=== Activity A ===
Answer these questions from the text on reflected sunlight:
(i) Which wavelengths are said to famously cause sunburn?
(ii) In which journal did the cited 2019 study appear?
(iii) How would spectrally resolved measurements give the total energy flow?
=== Activity B ===
Can you extend the text on reflected sunlight past its final sentence?

=== Document text ===
"""

The Colour of Climate


Gristey, J.J., J.C. Chiu, R.J. Gurney, K.P. Shine, S. Havemann, J. Thelen, and P.G. Hill, 2019: Shortwave Spectral Radiative Signatures and Their Physical Controls. J. Climate, 32, 4805–4828,

Sunlight reaching the Earth is comprised of many different colours, or wavelengths. Some of these wavelengths cannot be detected by the human eye, such as the ultraviolet (UV) wavelengths which famously cause sunburn. Fortunately for us, the most intense sunlight is found at harmless visible wavelengths and reaches the surface with relative ease, allowing us to see during the daytime. Sometimes nature aligns to dramatically separate these wavelengths, producing beautiful optical phenomena such as rainbows. More often, however, the properties of the atmosphere and surface lead to intricate differences in the wavelengths of sunlight that get reflected back to space (Fig. 1).

Fig. 1. Schematic showing how the spectral structure of reflected sunlight at the top of the atmosphere can emerge via interactions with various atmospheric/surface properties*.

Satellites have observed specific wavelengths of reflected sunlight to infer the properties and evolution of our climate system for decades. Satellites have also independently measured the total amount of reflected sunlight across all wavelengths to track energy flows into and out of the Earth system. It has been less common to make spectrally resolved measurements at many contiguous wavelengths throughout the solar spectrum. In theory, these measurements would simultaneously provide the total energy flow – by integrating over the wavelengths – and the “spectral signature” associated with all atmospheric and surface properties that determined this energy flow. Our recent study puts this theory to the test.

"""

Stored data entries
"""

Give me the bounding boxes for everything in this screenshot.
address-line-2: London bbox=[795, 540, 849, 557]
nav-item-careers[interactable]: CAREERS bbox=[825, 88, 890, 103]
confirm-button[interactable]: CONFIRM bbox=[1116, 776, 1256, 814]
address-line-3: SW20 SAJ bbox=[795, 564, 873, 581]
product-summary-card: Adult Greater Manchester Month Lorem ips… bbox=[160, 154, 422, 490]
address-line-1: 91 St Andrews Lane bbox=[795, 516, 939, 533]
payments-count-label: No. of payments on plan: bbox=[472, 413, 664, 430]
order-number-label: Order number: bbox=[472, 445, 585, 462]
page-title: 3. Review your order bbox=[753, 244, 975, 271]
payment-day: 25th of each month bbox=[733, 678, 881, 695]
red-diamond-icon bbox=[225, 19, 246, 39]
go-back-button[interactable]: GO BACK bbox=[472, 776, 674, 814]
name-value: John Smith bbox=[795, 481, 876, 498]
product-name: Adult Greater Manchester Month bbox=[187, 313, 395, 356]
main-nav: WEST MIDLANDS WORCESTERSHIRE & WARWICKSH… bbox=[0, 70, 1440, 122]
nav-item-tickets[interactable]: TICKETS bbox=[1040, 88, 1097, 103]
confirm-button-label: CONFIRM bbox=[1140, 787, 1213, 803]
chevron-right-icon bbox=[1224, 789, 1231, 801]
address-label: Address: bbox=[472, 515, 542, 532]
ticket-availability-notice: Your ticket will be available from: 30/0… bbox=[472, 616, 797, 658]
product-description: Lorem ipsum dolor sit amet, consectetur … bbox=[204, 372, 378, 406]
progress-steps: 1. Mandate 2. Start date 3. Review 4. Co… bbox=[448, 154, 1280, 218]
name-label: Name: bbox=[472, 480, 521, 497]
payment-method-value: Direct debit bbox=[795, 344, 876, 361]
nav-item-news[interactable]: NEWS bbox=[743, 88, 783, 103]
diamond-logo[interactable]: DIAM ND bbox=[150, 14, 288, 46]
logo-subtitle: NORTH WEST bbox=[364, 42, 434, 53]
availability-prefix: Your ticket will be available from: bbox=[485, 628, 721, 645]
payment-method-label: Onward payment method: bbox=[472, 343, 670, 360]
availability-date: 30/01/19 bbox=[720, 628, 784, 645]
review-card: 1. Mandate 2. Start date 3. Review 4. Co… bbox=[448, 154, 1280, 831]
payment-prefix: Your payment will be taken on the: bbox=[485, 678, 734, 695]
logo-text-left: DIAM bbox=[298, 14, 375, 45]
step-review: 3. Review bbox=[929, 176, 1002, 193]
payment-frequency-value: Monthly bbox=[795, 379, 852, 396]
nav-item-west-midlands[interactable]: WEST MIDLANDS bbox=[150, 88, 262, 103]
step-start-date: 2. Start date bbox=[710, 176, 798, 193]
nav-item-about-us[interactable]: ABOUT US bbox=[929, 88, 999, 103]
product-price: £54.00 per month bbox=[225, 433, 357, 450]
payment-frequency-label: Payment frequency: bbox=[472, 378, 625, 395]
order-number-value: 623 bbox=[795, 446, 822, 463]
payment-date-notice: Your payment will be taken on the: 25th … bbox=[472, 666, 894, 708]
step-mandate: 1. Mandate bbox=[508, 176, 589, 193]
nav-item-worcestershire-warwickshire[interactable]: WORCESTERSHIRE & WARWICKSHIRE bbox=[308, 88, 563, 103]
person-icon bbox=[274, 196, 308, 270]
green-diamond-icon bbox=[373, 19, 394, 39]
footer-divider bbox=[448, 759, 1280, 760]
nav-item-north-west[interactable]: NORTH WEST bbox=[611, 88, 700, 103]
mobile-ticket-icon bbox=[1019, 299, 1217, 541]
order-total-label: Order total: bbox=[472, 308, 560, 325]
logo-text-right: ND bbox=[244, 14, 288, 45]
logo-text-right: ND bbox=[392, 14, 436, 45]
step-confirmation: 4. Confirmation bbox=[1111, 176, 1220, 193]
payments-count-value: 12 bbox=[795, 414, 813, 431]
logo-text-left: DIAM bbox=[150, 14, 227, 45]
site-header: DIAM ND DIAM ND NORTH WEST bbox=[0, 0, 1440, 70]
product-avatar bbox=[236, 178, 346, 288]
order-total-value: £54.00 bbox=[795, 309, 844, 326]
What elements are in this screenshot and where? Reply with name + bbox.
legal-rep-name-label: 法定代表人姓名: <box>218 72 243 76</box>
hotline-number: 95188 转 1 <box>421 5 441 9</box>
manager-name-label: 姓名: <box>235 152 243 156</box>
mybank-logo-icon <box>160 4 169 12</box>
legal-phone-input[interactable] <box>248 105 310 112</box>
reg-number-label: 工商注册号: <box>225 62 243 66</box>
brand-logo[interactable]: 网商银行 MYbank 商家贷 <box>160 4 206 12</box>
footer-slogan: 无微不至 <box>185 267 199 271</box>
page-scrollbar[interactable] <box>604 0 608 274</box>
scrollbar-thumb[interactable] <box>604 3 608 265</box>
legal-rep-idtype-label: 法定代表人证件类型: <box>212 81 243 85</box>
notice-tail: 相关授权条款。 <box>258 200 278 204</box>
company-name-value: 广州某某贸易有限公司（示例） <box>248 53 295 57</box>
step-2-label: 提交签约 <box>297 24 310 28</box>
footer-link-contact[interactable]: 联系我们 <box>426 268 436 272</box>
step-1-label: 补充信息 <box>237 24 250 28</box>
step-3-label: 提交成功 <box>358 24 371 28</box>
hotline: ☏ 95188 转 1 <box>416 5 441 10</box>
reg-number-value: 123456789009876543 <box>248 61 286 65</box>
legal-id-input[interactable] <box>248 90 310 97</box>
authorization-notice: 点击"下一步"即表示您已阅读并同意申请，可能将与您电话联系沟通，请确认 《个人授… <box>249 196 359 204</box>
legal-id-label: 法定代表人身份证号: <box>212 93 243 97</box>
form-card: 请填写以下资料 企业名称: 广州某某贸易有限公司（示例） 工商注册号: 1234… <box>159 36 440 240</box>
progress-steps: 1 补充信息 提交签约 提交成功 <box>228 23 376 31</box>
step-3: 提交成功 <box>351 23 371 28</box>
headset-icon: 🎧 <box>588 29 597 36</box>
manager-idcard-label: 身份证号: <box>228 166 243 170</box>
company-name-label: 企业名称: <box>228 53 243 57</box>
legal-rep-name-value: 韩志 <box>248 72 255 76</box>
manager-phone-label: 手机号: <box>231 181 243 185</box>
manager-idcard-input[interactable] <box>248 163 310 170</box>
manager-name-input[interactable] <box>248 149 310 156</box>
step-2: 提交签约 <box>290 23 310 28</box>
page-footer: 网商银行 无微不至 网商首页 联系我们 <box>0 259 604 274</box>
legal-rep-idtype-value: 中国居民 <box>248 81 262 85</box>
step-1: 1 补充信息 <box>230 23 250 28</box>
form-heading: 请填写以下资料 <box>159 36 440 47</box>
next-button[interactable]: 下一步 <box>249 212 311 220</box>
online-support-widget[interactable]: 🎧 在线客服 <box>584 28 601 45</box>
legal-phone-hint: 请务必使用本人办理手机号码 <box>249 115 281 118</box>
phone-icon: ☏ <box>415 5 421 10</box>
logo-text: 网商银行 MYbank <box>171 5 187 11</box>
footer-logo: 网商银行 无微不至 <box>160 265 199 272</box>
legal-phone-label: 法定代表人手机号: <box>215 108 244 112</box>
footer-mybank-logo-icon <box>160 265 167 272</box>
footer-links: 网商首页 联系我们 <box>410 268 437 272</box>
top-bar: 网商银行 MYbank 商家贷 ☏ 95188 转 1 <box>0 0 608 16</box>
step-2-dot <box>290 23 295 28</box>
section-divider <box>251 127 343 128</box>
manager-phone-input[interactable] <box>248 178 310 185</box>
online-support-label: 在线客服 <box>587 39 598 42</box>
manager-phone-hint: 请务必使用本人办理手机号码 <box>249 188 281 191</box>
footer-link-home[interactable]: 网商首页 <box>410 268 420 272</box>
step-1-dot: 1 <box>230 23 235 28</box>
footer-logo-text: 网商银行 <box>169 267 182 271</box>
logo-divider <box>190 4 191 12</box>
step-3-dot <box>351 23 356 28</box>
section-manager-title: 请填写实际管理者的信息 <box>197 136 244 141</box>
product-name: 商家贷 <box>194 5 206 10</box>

"""

=== Task response A ===
(i) Ultraviolet (UV) wavelengths.
(ii) J. Climate.
(iii) By integrating over the wavelengths.

=== Task response B ===
Almost 100,000 spectra of reflected sunlight were computed at the top-of-atmosphere under a diverse variety of conditions. Applying a clustering technique to the computed spectra (which identifies “clusters” in a dataset with similar characteristics) revealed distinct spectral signatures. When we examined the atmospheric and surface properties that were used to compute the spectra belonging to each spectral signature, a remarkable separation of physical properties was found (Fig. 2).

Fig. 2. (top row) Three of the extracted “spectral signatures” of reflected sunlight. (bottom row) Their relationship to the underlying atmospheric/surface properties. Seven others are shown in the published article.

Surprisingly, the separation of physical properties by distinct spectral signatures, as shown in Fig. 2, was found to be robust up to the largest spatial scales tested of 240 km. This is similar to the footprint size of one of the only previous satellite instruments to measure contiguous spectrally resolved reflected sunlight, the SCIAMACHY**, providing an exciting opportunity to investigate spectral signature variability in real observations. We found that the frequency of spectral signatures in real SCIAMACHY observations followed the expected behaviour during the West African monsoon very closely (Fig. 3).

Fig. 3. (left) The annual cycle of precipitation [mm/day] associated with the West African monsoon, and (right) frequency of the three “spectral signatures” shown in Fig. 2 from real satellite observations during 2010 over West Africa.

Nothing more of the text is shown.